[Study text — start]

Has anyone ever downsized?

(41 Posts)
Yfronts Fri 11-Jan-13 16:21:34

... and if so how much did your life change and how did your new cheaper house compare to the old more expensive one? Was it worth the change/effort?

Yfronts Fri 11-Jan-13 16:24:45

We are looking to reduce our mortgage by 100k

Onlyaphase Fri 11-Jan-13 16:33:35

We downsized 5 years ago, from a big old house to a cottage. For me, I'm not sure it was worth it as I spent a fair amount of money tarting up the cottage in order to make it feel bigger and better.

A few years in, and I've had enough of pretending I like living in a small house where entertaining is difficult and cramped, and we don't have a spare room for guests. I've realised that entertaining, having guests, get togethers and parties is actually a big part of my life and how I like to live.

The cottage has gone on the market and we are moving somewhere 100% bigger. I've discovered that for me, this is the way forward, and I'm prepared to make sacrifices to do this, financial and otherwise. Clearly this won't be the case for everyone, but it is for me.

Interested to hear from others too, if it has worked for them.

WowOoo Fri 11-Jan-13 16:48:36

We did and I regret it. We lived in such a lovely home, but the mortgage was just too much after I lost my job.

[Study text — finish]
[Data listing — start]

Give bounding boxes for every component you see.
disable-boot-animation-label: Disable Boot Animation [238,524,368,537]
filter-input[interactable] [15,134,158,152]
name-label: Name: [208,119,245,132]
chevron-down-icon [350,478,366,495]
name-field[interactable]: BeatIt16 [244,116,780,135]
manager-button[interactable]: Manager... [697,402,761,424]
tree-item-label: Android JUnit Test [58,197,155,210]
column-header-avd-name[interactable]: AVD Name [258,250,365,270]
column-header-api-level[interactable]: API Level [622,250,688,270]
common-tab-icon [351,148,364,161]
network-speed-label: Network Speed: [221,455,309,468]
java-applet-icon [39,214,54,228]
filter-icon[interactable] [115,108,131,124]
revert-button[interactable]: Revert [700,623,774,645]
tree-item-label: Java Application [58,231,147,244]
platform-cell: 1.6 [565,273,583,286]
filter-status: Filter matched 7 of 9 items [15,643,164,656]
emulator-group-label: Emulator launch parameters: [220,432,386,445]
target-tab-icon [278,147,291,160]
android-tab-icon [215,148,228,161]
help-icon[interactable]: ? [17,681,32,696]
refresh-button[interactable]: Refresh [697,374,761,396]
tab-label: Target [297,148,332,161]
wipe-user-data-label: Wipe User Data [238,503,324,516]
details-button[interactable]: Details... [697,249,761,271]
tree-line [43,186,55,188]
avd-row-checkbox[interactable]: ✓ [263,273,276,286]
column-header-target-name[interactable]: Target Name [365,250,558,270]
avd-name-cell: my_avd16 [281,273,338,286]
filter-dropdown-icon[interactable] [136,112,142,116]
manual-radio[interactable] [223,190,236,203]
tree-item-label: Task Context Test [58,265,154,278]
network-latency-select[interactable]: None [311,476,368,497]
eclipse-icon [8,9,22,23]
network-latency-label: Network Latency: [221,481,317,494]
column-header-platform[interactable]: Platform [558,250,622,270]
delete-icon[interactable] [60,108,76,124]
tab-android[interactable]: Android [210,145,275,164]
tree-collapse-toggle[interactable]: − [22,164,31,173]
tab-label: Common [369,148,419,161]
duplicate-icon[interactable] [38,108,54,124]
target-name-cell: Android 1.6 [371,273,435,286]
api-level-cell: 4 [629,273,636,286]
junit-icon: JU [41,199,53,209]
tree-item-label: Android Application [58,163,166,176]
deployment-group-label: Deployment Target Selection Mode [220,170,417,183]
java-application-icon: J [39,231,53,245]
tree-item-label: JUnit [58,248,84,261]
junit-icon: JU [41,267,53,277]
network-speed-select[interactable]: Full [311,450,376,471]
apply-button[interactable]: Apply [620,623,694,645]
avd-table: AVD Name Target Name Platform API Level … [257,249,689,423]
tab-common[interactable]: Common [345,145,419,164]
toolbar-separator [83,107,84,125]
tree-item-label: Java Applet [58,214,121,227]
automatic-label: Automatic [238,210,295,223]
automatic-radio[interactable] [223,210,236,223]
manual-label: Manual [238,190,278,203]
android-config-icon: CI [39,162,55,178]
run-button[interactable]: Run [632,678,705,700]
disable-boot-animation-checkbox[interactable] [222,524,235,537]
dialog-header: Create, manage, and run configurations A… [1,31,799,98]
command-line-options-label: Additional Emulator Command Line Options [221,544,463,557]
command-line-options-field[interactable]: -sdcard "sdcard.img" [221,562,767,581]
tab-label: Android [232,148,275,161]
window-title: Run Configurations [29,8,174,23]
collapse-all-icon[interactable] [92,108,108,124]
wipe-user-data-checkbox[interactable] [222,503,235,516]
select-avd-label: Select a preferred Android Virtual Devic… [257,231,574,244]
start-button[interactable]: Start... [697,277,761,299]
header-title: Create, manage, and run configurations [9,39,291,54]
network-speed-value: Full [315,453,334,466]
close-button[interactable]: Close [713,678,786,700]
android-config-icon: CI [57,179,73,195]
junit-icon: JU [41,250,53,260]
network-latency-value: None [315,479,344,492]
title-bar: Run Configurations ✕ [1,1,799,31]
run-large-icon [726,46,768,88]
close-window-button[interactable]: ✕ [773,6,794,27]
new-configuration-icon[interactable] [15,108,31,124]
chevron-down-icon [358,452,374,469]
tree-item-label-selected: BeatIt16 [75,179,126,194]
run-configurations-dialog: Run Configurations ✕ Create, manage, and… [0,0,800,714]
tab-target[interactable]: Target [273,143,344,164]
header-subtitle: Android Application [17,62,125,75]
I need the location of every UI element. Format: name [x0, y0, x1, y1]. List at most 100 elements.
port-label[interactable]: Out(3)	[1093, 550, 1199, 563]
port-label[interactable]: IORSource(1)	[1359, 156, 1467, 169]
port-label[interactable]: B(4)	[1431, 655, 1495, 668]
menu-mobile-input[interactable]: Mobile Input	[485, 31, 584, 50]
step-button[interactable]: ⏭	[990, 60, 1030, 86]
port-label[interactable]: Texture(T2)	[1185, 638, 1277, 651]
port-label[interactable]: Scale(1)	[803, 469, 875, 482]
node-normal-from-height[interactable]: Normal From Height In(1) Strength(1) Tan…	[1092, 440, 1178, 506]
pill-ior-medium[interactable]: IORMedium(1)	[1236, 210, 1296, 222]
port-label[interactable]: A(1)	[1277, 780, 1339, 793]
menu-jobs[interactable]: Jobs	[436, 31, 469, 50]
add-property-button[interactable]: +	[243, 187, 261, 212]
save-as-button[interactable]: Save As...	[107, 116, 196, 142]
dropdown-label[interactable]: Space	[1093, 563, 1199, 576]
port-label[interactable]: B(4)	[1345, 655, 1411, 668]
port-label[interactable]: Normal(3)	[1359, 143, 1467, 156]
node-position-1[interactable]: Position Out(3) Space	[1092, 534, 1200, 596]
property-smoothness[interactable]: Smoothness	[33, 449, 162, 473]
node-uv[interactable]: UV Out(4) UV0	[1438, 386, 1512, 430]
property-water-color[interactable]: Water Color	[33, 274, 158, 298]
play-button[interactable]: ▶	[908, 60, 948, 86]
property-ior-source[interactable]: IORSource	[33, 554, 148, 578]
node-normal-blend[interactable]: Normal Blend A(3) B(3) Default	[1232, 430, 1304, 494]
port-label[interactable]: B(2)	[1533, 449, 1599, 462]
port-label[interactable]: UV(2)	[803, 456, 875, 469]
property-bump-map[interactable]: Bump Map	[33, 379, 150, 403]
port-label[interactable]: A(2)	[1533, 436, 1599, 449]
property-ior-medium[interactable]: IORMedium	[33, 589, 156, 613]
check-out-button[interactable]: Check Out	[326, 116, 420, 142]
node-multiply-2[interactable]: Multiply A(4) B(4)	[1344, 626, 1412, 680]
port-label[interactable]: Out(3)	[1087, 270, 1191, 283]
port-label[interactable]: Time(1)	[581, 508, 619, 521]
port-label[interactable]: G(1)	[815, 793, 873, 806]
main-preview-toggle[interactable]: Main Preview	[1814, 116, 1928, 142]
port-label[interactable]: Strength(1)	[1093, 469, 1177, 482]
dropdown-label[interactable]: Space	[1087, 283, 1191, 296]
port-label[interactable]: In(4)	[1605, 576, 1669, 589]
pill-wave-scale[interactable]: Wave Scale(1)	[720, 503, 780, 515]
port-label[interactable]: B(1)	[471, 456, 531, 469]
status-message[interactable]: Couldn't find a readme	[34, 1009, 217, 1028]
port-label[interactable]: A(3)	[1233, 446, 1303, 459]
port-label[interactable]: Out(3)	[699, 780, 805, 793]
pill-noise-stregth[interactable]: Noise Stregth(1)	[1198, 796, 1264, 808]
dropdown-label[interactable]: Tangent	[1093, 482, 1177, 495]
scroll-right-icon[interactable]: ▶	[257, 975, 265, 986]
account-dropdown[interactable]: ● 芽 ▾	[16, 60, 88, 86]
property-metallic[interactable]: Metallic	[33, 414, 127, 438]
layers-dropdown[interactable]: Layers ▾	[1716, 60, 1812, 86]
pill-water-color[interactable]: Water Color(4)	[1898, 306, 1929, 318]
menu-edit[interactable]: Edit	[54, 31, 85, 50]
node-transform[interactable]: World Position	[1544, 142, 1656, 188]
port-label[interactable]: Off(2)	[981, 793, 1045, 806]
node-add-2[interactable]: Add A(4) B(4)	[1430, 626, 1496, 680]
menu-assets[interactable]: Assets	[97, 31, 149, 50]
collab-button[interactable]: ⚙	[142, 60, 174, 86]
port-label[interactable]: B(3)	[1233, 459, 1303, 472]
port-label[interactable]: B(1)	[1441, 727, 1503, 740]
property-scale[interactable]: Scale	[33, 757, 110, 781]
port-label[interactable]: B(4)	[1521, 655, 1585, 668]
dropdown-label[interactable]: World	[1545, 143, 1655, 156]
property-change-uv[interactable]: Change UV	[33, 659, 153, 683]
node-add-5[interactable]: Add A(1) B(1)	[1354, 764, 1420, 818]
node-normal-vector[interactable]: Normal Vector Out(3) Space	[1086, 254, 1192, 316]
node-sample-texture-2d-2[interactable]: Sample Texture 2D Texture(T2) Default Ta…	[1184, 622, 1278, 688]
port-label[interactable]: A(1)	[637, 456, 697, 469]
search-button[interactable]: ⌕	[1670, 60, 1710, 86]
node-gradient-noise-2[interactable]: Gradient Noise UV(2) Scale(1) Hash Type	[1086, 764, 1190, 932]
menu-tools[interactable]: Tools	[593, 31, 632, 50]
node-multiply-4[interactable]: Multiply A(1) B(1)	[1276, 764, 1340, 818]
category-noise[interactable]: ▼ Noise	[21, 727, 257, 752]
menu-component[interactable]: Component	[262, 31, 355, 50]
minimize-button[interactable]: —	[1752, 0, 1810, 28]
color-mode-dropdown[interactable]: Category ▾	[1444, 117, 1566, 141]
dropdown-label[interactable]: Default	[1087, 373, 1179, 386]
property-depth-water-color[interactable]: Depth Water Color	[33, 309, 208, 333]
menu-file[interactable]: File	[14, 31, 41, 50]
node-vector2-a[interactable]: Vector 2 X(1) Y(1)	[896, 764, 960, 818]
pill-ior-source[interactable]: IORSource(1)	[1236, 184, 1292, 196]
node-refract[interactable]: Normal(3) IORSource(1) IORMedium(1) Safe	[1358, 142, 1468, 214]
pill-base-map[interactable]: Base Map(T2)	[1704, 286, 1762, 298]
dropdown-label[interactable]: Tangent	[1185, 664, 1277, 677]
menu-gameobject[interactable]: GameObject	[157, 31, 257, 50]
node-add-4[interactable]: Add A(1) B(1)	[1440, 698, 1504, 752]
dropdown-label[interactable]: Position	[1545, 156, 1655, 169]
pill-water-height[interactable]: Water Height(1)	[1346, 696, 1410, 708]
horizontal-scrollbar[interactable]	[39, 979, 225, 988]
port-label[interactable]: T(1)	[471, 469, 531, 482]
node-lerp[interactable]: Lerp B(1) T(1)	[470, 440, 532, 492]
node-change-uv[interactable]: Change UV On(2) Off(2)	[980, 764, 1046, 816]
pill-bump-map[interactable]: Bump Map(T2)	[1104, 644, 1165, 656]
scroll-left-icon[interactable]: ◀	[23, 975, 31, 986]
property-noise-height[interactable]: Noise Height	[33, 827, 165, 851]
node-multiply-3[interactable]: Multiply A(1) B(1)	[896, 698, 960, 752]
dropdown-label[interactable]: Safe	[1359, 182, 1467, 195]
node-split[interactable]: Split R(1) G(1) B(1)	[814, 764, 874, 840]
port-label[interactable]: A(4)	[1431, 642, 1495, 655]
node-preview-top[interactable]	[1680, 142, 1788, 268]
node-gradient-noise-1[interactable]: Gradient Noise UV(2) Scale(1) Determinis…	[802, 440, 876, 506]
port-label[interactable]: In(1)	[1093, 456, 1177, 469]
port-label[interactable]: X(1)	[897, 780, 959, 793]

[Data listing — finish]

What the task requires
Answer these questions about the downsizing thread:
1. By how much does Yfronts want to reduce the mortgage?
2. How many years ago did Onlyaphase downsize?
3. According to WowOoo, after what event did the mortgage become too much?
These records come from a source separate from the text.

Answer to this problem
1. By 100k
2. 5 years ago
3. After WowOoo lost their job